__TASK PROMPT__
Please write out the passage on school technology and the recession word for word, starting at "The world of" and ending at "what to do.".

━━━━━ PASSAGE FOR REVIEW

Professor Heppell believes that successive waves of investment have put UK schools near the top of the ICT league, but the recession offers an opportunity to show that progress does not have to be expensive.
“Other countries look at us and see the schools we have built and the technology that we have installed: every kid with a laptop, the school networks with staffs of technicians running them,” he says. “They look and say: ‘We are never going to do that!’ What we have done is to make education look so expensive.
“We now have to do the opposite, to use our ingenuity and the technology we have to show that we can do better learning cheaper.”
While many in education ICT are filled with foreboding over the next few years, Professor Heppell is optimistic. “Every time we have had a recession it has been great for learning,” he says. “People realise we will only get out of this with smart people and that means learning. We realise that we will have to do learning differently.”
It is in this spirit that Professor Heppell, who built Ultralab at the former Anglia Polytechnic into a leading technology research centre, argues that the looming demise of the Government’s education ICT agency Becta will not be the disaster that some have predicted.
“The first thing to do is to look back at the quangos that have gone - each of them started as something small and innovative and became quite big,” he says. “We’re in a cycle here: we will go back to something that is small and innovative and that is going to be very exciting.”
He says teachers have already developed alternatives to the support and professional development offered by Becta, in the form of TeachMeets - where teachers give short presentations to informal gatherings of colleagues - and Edublogs.
Dai Barnes, who teaches ICT at St Benedict’s School in Ealing, west London, is a TeachMeets enthusiast. “The most rewarding events recently have been the TeachMeets because they are teachers presenting their classroom practice to other teachers,” he says. “At a TeachMeet I get to meet lots of other teachers enthused about teaching and learning. It generates a buzz that makes me proud to be a teacher.”
The world of blogs, tweets and YouTube, Professor Heppell believes, will make it easier for teachers to help one another. “The rhetoric of the current Government is “Power to the people” and that is what the technology is capable of,” he says. “Power to the community is what the Government promises. The two together are way more exciting than being told what to do.

━━━━━━━━━━
━━━━━ EXTRACTED ENTRIES

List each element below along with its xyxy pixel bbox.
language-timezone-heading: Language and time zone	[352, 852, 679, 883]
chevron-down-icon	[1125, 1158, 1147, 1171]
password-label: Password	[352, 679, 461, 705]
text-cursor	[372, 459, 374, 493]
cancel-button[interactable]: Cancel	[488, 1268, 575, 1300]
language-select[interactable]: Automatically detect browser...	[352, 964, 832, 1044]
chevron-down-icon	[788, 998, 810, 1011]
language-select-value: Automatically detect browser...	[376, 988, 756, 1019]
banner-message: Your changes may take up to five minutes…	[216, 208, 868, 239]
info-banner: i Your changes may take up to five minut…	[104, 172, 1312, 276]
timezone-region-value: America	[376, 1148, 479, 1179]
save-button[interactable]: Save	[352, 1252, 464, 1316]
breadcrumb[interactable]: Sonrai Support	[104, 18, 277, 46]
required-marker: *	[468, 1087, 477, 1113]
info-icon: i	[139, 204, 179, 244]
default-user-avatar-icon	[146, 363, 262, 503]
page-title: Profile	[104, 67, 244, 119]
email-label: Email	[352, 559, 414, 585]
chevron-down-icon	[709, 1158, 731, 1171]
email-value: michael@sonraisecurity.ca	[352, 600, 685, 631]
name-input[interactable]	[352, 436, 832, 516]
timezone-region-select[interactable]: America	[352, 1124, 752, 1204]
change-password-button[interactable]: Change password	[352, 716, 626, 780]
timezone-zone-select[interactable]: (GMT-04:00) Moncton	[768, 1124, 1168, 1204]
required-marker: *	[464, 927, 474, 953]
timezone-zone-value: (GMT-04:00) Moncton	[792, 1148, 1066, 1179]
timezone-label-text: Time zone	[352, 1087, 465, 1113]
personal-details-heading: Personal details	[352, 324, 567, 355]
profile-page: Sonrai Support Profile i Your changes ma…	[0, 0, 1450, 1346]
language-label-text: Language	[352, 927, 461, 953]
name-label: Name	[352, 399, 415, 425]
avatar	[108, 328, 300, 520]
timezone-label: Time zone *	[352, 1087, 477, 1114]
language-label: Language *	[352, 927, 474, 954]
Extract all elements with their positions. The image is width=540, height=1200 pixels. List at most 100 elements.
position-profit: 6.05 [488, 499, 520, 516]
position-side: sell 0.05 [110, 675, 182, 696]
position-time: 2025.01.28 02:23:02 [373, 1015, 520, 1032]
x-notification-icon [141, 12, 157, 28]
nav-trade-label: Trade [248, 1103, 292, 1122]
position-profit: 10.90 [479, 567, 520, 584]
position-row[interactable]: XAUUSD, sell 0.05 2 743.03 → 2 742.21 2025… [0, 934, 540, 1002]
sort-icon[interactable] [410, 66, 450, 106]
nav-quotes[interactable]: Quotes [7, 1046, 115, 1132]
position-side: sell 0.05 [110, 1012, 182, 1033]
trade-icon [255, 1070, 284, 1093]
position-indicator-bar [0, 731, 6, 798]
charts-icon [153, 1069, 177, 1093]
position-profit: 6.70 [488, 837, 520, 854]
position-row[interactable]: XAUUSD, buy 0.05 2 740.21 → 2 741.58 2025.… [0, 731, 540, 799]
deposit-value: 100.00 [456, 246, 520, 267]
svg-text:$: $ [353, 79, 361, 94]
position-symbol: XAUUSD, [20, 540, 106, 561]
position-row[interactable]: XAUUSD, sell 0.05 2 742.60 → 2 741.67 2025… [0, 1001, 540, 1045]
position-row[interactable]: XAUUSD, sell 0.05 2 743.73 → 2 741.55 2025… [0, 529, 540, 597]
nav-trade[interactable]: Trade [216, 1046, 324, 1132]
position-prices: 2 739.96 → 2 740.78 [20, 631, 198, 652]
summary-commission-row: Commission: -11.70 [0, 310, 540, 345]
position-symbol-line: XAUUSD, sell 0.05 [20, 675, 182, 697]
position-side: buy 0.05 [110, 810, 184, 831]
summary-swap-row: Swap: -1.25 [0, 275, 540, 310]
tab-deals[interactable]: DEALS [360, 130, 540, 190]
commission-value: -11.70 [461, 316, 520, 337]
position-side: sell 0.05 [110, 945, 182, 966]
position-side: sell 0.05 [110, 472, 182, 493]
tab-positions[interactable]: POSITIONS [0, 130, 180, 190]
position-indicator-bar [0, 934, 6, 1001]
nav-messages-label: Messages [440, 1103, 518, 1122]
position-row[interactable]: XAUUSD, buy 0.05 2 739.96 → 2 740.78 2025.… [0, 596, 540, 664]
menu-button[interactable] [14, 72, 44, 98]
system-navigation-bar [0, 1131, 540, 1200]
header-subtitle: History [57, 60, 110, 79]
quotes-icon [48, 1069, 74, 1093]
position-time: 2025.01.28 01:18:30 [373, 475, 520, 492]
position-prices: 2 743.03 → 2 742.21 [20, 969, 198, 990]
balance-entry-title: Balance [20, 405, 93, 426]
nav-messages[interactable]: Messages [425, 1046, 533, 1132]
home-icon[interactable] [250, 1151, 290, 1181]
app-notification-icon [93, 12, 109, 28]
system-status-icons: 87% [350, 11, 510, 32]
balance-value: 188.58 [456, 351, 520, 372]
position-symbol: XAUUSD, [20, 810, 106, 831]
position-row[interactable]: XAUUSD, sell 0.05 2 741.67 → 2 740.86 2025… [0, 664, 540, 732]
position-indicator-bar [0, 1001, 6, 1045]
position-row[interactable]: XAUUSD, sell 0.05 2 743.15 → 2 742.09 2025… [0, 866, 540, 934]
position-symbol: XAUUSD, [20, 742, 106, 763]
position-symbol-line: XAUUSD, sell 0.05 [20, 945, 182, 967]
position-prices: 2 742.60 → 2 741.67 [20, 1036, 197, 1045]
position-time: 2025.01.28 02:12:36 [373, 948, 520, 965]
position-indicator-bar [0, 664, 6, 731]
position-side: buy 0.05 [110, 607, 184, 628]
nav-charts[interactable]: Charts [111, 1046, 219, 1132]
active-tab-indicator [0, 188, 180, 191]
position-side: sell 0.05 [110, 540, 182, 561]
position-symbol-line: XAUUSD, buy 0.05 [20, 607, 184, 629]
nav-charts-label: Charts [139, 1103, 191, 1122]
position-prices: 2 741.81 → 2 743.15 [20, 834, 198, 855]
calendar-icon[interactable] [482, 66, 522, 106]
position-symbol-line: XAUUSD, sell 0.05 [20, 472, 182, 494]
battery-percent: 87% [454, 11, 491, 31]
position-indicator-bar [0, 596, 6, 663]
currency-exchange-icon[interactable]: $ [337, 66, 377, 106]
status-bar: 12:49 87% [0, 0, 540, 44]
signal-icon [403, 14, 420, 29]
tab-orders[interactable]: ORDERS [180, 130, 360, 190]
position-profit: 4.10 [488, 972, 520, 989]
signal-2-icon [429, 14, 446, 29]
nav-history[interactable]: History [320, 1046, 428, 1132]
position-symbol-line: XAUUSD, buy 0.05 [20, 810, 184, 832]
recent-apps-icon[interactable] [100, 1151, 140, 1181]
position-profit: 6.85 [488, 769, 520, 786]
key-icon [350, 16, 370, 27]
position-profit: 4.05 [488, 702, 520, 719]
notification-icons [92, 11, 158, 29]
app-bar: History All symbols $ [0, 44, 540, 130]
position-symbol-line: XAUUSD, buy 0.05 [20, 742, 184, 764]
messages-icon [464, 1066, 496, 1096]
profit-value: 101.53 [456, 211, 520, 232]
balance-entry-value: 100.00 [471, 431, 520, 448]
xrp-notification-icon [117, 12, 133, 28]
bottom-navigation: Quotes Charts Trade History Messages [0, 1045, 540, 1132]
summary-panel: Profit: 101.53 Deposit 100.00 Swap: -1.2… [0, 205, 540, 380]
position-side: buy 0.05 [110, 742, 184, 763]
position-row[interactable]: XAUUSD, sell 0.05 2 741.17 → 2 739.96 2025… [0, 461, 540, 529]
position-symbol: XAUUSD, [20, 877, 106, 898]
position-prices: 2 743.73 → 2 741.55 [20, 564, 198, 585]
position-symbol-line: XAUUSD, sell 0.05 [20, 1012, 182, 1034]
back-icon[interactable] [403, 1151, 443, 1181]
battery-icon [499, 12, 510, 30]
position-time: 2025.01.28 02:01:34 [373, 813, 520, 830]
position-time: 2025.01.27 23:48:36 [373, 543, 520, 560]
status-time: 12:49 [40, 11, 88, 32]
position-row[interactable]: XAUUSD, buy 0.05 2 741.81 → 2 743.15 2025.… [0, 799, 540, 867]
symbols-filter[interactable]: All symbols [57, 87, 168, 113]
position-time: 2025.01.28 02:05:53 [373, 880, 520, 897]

━━━━━━━━━━

__SOLVED EXERCISE__
The world of blogs, tweets and YouTube, Professor Heppell believes, will make it easier for teachers to help one another. “The rhetoric of the current Government is “Power to the people” and that is what the technology is capable of,” he says. “Power to the community is what the Government promises. The two together are way more exciting than being told what to do.